WRITTEN PROBLEM = Lines holding the string "title" are the ones to copy from this listing.

(Dataset records on visual material)

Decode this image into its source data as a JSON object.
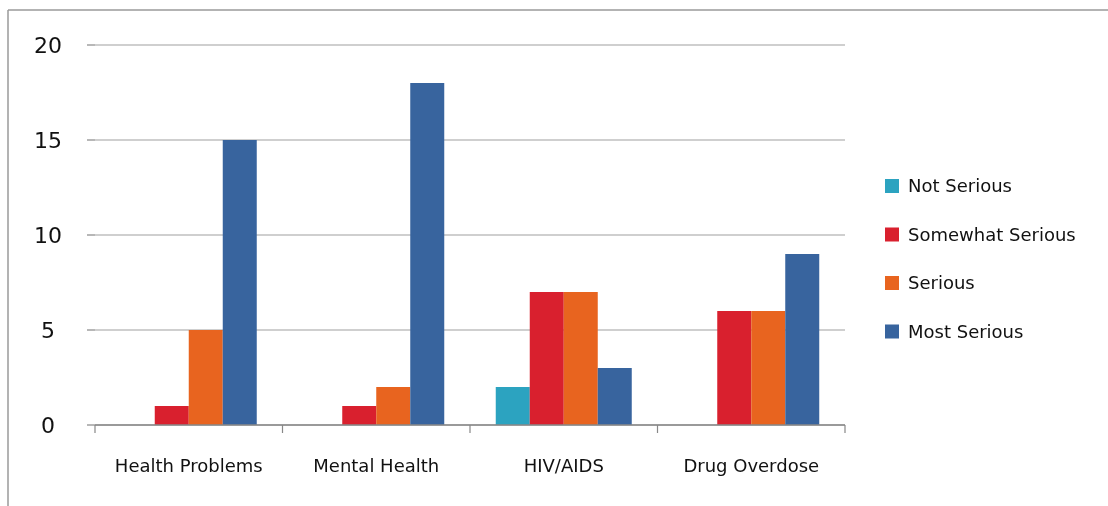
{
  "chart_data": {
    "type": "bar",
    "categories": [
      "Health Problems",
      "Mental Health",
      "HIV/AIDS",
      "Drug Overdose"
    ],
    "series": [
      {
        "name": "Not Serious",
        "color": "#2ca3c0",
        "values": [
          0,
          0,
          2,
          0
        ]
      },
      {
        "name": "Somewhat Serious",
        "color": "#d9202e",
        "values": [
          1,
          1,
          7,
          6
        ]
      },
      {
        "name": "Serious",
        "color": "#e8641f",
        "values": [
          5,
          2,
          7,
          6
        ]
      },
      {
        "name": "Most Serious",
        "color": "#38649e",
        "values": [
          15,
          18,
          3,
          9
        ]
      }
    ],
    "ylim": [
      0,
      20
    ],
    "yticks": [
      0,
      5,
      10,
      15,
      20
    ],
    "grid": "y",
    "legend": "right"
  }
}
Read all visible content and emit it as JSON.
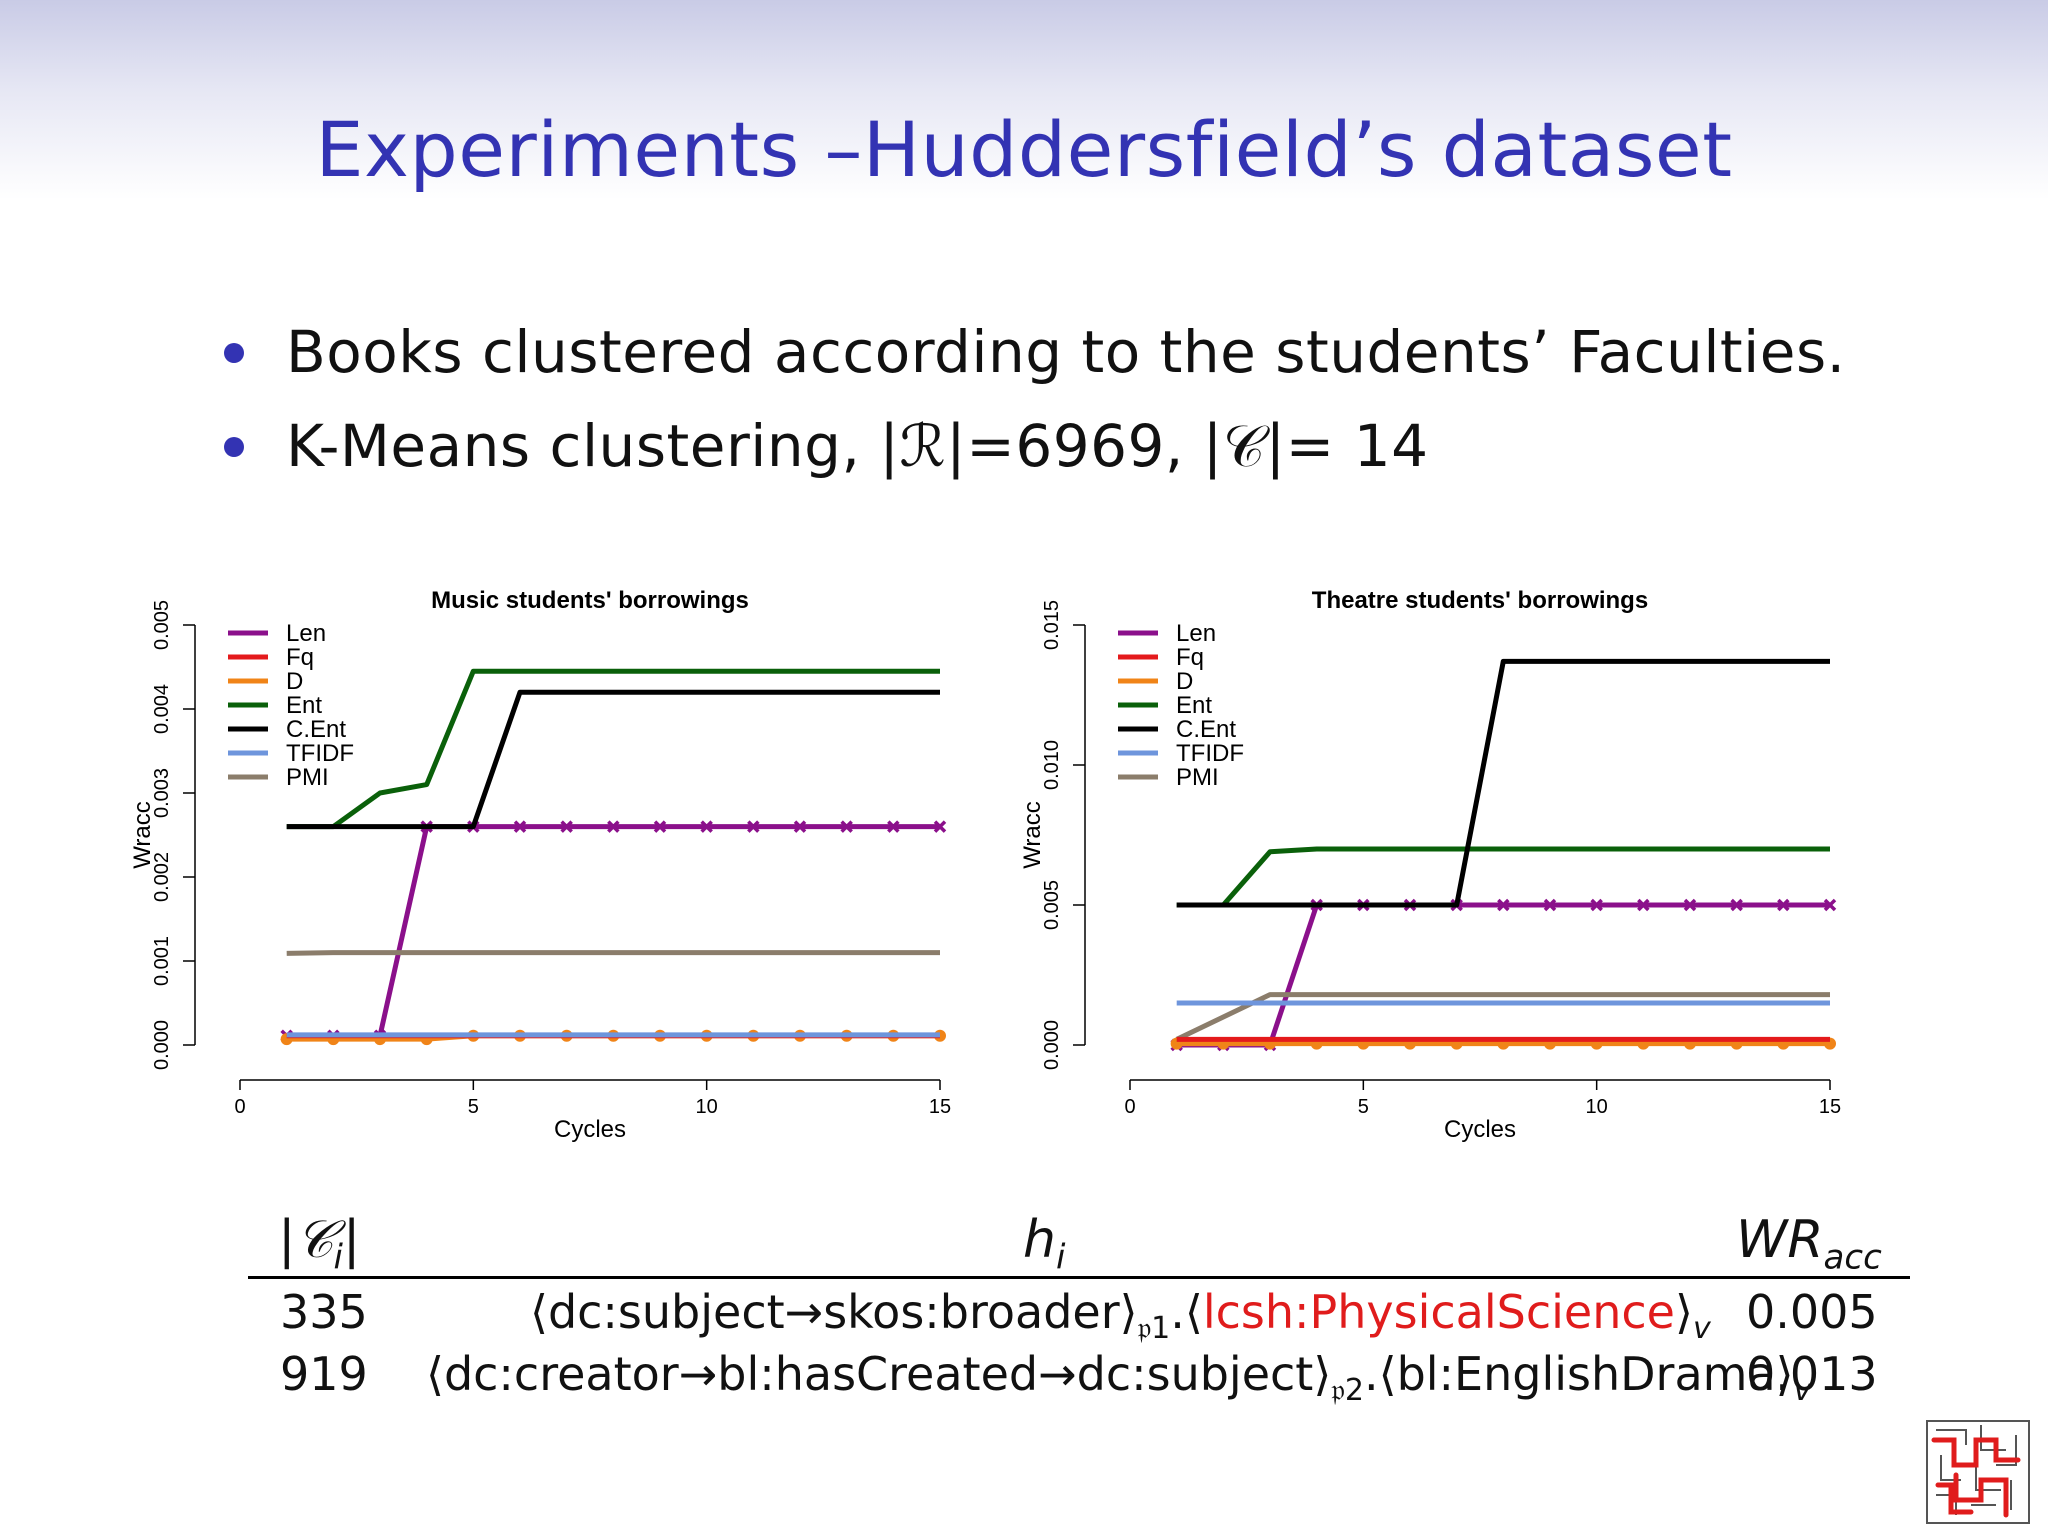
{
  "slide": {
    "title": "Experiments –Huddersfield’s dataset",
    "bullets": [
      "Books clustered according to the students’ Faculties.",
      "K-Means clustering, |ℛ|=6969, |𝒞|= 14"
    ]
  },
  "colors": {
    "title": "#3333b3",
    "Len": "#8b108b",
    "Fq": "#e41a1c",
    "D": "#f08418",
    "Ent": "#0a600a",
    "C.Ent": "#000000",
    "TFIDF": "#6e95dc",
    "PMI": "#8b7d6b",
    "highlight": "#e01c1c"
  },
  "chart_data": [
    {
      "type": "line",
      "title": "Music students' borrowings",
      "xlabel": "Cycles",
      "ylabel": "Wracc",
      "xlim": [
        0,
        15
      ],
      "ylim": [
        0,
        0.005
      ],
      "xticks": [
        0,
        5,
        10,
        15
      ],
      "xtick_labels": [
        "0",
        "5",
        "10",
        "15"
      ],
      "yticks": [
        0,
        0.001,
        0.002,
        0.003,
        0.004,
        0.005
      ],
      "ytick_labels": [
        "0.000",
        "0.001",
        "0.002",
        "0.003",
        "0.004",
        "0.005"
      ],
      "legend_position": "top-left",
      "x": [
        1,
        2,
        3,
        4,
        5,
        6,
        7,
        8,
        9,
        10,
        11,
        12,
        13,
        14,
        15
      ],
      "series": [
        {
          "name": "Len",
          "marker": "x",
          "values": [
            0.00011,
            0.00011,
            0.00011,
            0.0026,
            0.0026,
            0.0026,
            0.0026,
            0.0026,
            0.0026,
            0.0026,
            0.0026,
            0.0026,
            0.0026,
            0.0026,
            0.0026
          ]
        },
        {
          "name": "Fq",
          "marker": "none",
          "values": [
            0.00011,
            0.00011,
            0.00011,
            0.00011,
            0.00011,
            0.00011,
            0.00011,
            0.00011,
            0.00011,
            0.00011,
            0.00011,
            0.00011,
            0.00011,
            0.00011,
            0.00011
          ]
        },
        {
          "name": "D",
          "marker": "o",
          "values": [
            7e-05,
            7e-05,
            7e-05,
            7e-05,
            0.00011,
            0.00011,
            0.00011,
            0.00011,
            0.00011,
            0.00011,
            0.00011,
            0.00011,
            0.00011,
            0.00011,
            0.00011
          ]
        },
        {
          "name": "Ent",
          "marker": "none",
          "values": [
            0.0026,
            0.0026,
            0.003,
            0.0031,
            0.00445,
            0.00445,
            0.00445,
            0.00445,
            0.00445,
            0.00445,
            0.00445,
            0.00445,
            0.00445,
            0.00445,
            0.00445
          ]
        },
        {
          "name": "C.Ent",
          "marker": "none",
          "values": [
            0.0026,
            0.0026,
            0.0026,
            0.0026,
            0.0026,
            0.0042,
            0.0042,
            0.0042,
            0.0042,
            0.0042,
            0.0042,
            0.0042,
            0.0042,
            0.0042,
            0.0042
          ]
        },
        {
          "name": "TFIDF",
          "marker": "none",
          "values": [
            0.00012,
            0.00012,
            0.00012,
            0.00012,
            0.00012,
            0.00012,
            0.00012,
            0.00012,
            0.00012,
            0.00012,
            0.00012,
            0.00012,
            0.00012,
            0.00012,
            0.00012
          ]
        },
        {
          "name": "PMI",
          "marker": "none",
          "values": [
            0.00109,
            0.0011,
            0.0011,
            0.0011,
            0.0011,
            0.0011,
            0.0011,
            0.0011,
            0.0011,
            0.0011,
            0.0011,
            0.0011,
            0.0011,
            0.0011,
            0.0011
          ]
        }
      ]
    },
    {
      "type": "line",
      "title": "Theatre students' borrowings",
      "xlabel": "Cycles",
      "ylabel": "Wracc",
      "xlim": [
        0,
        15
      ],
      "ylim": [
        0,
        0.015
      ],
      "xticks": [
        0,
        5,
        10,
        15
      ],
      "xtick_labels": [
        "0",
        "5",
        "10",
        "15"
      ],
      "yticks": [
        0,
        0.005,
        0.01,
        0.015
      ],
      "ytick_labels": [
        "0.000",
        "0.005",
        "0.010",
        "0.015"
      ],
      "legend_position": "top-left",
      "x": [
        1,
        2,
        3,
        4,
        5,
        6,
        7,
        8,
        9,
        10,
        11,
        12,
        13,
        14,
        15
      ],
      "series": [
        {
          "name": "Len",
          "marker": "x",
          "values": [
            0.0,
            0.0,
            0.0,
            0.005,
            0.005,
            0.005,
            0.005,
            0.005,
            0.005,
            0.005,
            0.005,
            0.005,
            0.005,
            0.005,
            0.005
          ]
        },
        {
          "name": "Fq",
          "marker": "none",
          "values": [
            0.0002,
            0.0002,
            0.0002,
            0.0002,
            0.0002,
            0.0002,
            0.0002,
            0.0002,
            0.0002,
            0.0002,
            0.0002,
            0.0002,
            0.0002,
            0.0002,
            0.0002
          ]
        },
        {
          "name": "D",
          "marker": "o",
          "values": [
            5e-05,
            5e-05,
            5e-05,
            5e-05,
            5e-05,
            5e-05,
            5e-05,
            5e-05,
            5e-05,
            5e-05,
            5e-05,
            5e-05,
            5e-05,
            5e-05,
            5e-05
          ]
        },
        {
          "name": "Ent",
          "marker": "none",
          "values": [
            0.005,
            0.005,
            0.0069,
            0.007,
            0.007,
            0.007,
            0.007,
            0.007,
            0.007,
            0.007,
            0.007,
            0.007,
            0.007,
            0.007,
            0.007
          ]
        },
        {
          "name": "C.Ent",
          "marker": "none",
          "values": [
            0.005,
            0.005,
            0.005,
            0.005,
            0.005,
            0.005,
            0.005,
            0.0137,
            0.0137,
            0.0137,
            0.0137,
            0.0137,
            0.0137,
            0.0137,
            0.0137
          ]
        },
        {
          "name": "TFIDF",
          "marker": "none",
          "values": [
            0.0015,
            0.0015,
            0.0015,
            0.0015,
            0.0015,
            0.0015,
            0.0015,
            0.0015,
            0.0015,
            0.0015,
            0.0015,
            0.0015,
            0.0015,
            0.0015,
            0.0015
          ]
        },
        {
          "name": "PMI",
          "marker": "none",
          "values": [
            0.0002,
            0.001,
            0.0018,
            0.0018,
            0.0018,
            0.0018,
            0.0018,
            0.0018,
            0.0018,
            0.0018,
            0.0018,
            0.0018,
            0.0018,
            0.0018,
            0.0018
          ]
        }
      ]
    }
  ],
  "table": {
    "headers": {
      "size_base": "|𝒞",
      "size_sub": "i",
      "size_tail": "|",
      "hyp_base": "h",
      "hyp_sub": "i",
      "acc_base": "WR",
      "acc_sub": "acc"
    },
    "rows": [
      {
        "size": "335",
        "path": "⟨dc:subject→skos:broader⟩",
        "path_sub": "𝔭1",
        "sep": ".⟨",
        "value": "lcsh:PhysicalScience",
        "close": "⟩",
        "v": "v",
        "acc": "0.005"
      },
      {
        "size": "919",
        "path": "⟨dc:creator→bl:hasCreated→dc:subject⟩",
        "path_sub": "𝔭2",
        "sep": ".⟨",
        "value": "bl:EnglishDrama",
        "close": "⟩",
        "v": "v",
        "acc": "0.013"
      }
    ]
  }
}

RESPONSE TO THIS TASK =
    "title": "Experiments –Huddersfield’s dataset",
    "title": "#3333b3",
      "title": "Music students' borrowings",
      "title": "Theatre students' borrowings",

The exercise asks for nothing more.